▸ **What is required**
Exactly reproduce the entries, dropping any pictures from your copy.

[Chart and figure data]
○ ○ ○ ○ ○ ○ ○

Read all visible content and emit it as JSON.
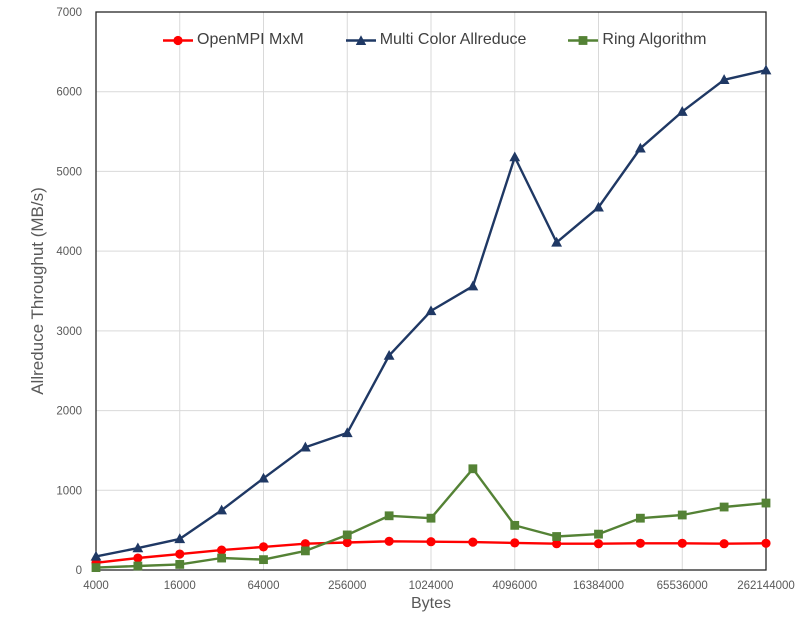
{
  "chart_data": {
    "type": "line",
    "title": "",
    "xlabel": "Bytes",
    "ylabel": "Allreduce Throughut (MB/s)",
    "x_scale": "log2",
    "ylim": [
      0,
      7000
    ],
    "grid": true,
    "legend_position": "top-center-inside",
    "x": [
      4000,
      8000,
      16000,
      32000,
      64000,
      128000,
      256000,
      512000,
      1024000,
      2048000,
      4096000,
      8192000,
      16384000,
      32768000,
      65536000,
      131072000,
      262144000
    ],
    "x_tick_values": [
      4000,
      16000,
      64000,
      256000,
      1024000,
      4096000,
      16384000,
      65536000,
      262144000
    ],
    "x_tick_labels": [
      "4000",
      "16000",
      "64000",
      "256000",
      "1024000",
      "4096000",
      "16384000",
      "65536000",
      "262144000"
    ],
    "y_ticks": [
      0,
      1000,
      2000,
      3000,
      4000,
      5000,
      6000,
      7000
    ],
    "y_tick_labels": [
      "0",
      "1000",
      "2000",
      "3000",
      "4000",
      "5000",
      "6000",
      "7000"
    ],
    "series": [
      {
        "name": "OpenMPI MxM",
        "color": "#FF0000",
        "marker": "circle",
        "values": [
          90,
          150,
          200,
          250,
          290,
          330,
          345,
          360,
          355,
          350,
          340,
          330,
          330,
          335,
          335,
          330,
          335
        ]
      },
      {
        "name": "Multi Color Allreduce",
        "color": "#1F3864",
        "marker": "triangle",
        "values": [
          170,
          275,
          390,
          750,
          1150,
          1540,
          1720,
          2690,
          3250,
          3560,
          5180,
          4110,
          4550,
          5290,
          5750,
          6150,
          6270
        ]
      },
      {
        "name": "Ring Algorithm",
        "color": "#548235",
        "marker": "square",
        "values": [
          30,
          50,
          70,
          150,
          130,
          240,
          440,
          680,
          650,
          1270,
          560,
          420,
          450,
          650,
          690,
          790,
          840
        ]
      }
    ],
    "colors": {
      "grid": "#D9D9D9",
      "axis_border": "#262626",
      "tick_text": "#595959",
      "legend_text": "#404040"
    }
  }
}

○ ○ ○ ○ ○ ○ ○

▸ **Expected answer**
Read all visible content and emit it as JSON.
{
  "chart_data": {
    "type": "line",
    "title": "",
    "xlabel": "Bytes",
    "ylabel": "Allreduce Throughut (MB/s)",
    "x_scale": "log2",
    "ylim": [
      0,
      7000
    ],
    "grid": true,
    "legend_position": "top-center-inside",
    "x": [
      4000,
      8000,
      16000,
      32000,
      64000,
      128000,
      256000,
      512000,
      1024000,
      2048000,
      4096000,
      8192000,
      16384000,
      32768000,
      65536000,
      131072000,
      262144000
    ],
    "x_tick_values": [
      4000,
      16000,
      64000,
      256000,
      1024000,
      4096000,
      16384000,
      65536000,
      262144000
    ],
    "x_tick_labels": [
      "4000",
      "16000",
      "64000",
      "256000",
      "1024000",
      "4096000",
      "16384000",
      "65536000",
      "262144000"
    ],
    "y_ticks": [
      0,
      1000,
      2000,
      3000,
      4000,
      5000,
      6000,
      7000
    ],
    "y_tick_labels": [
      "0",
      "1000",
      "2000",
      "3000",
      "4000",
      "5000",
      "6000",
      "7000"
    ],
    "series": [
      {
        "name": "OpenMPI MxM",
        "color": "#FF0000",
        "marker": "circle",
        "values": [
          90,
          150,
          200,
          250,
          290,
          330,
          345,
          360,
          355,
          350,
          340,
          330,
          330,
          335,
          335,
          330,
          335
        ]
      },
      {
        "name": "Multi Color Allreduce",
        "color": "#1F3864",
        "marker": "triangle",
        "values": [
          170,
          275,
          390,
          750,
          1150,
          1540,
          1720,
          2690,
          3250,
          3560,
          5180,
          4110,
          4550,
          5290,
          5750,
          6150,
          6270
        ]
      },
      {
        "name": "Ring Algorithm",
        "color": "#548235",
        "marker": "square",
        "values": [
          30,
          50,
          70,
          150,
          130,
          240,
          440,
          680,
          650,
          1270,
          560,
          420,
          450,
          650,
          690,
          790,
          840
        ]
      }
    ],
    "colors": {
      "grid": "#D9D9D9",
      "axis_border": "#262626",
      "tick_text": "#595959",
      "legend_text": "#404040"
    }
  }
}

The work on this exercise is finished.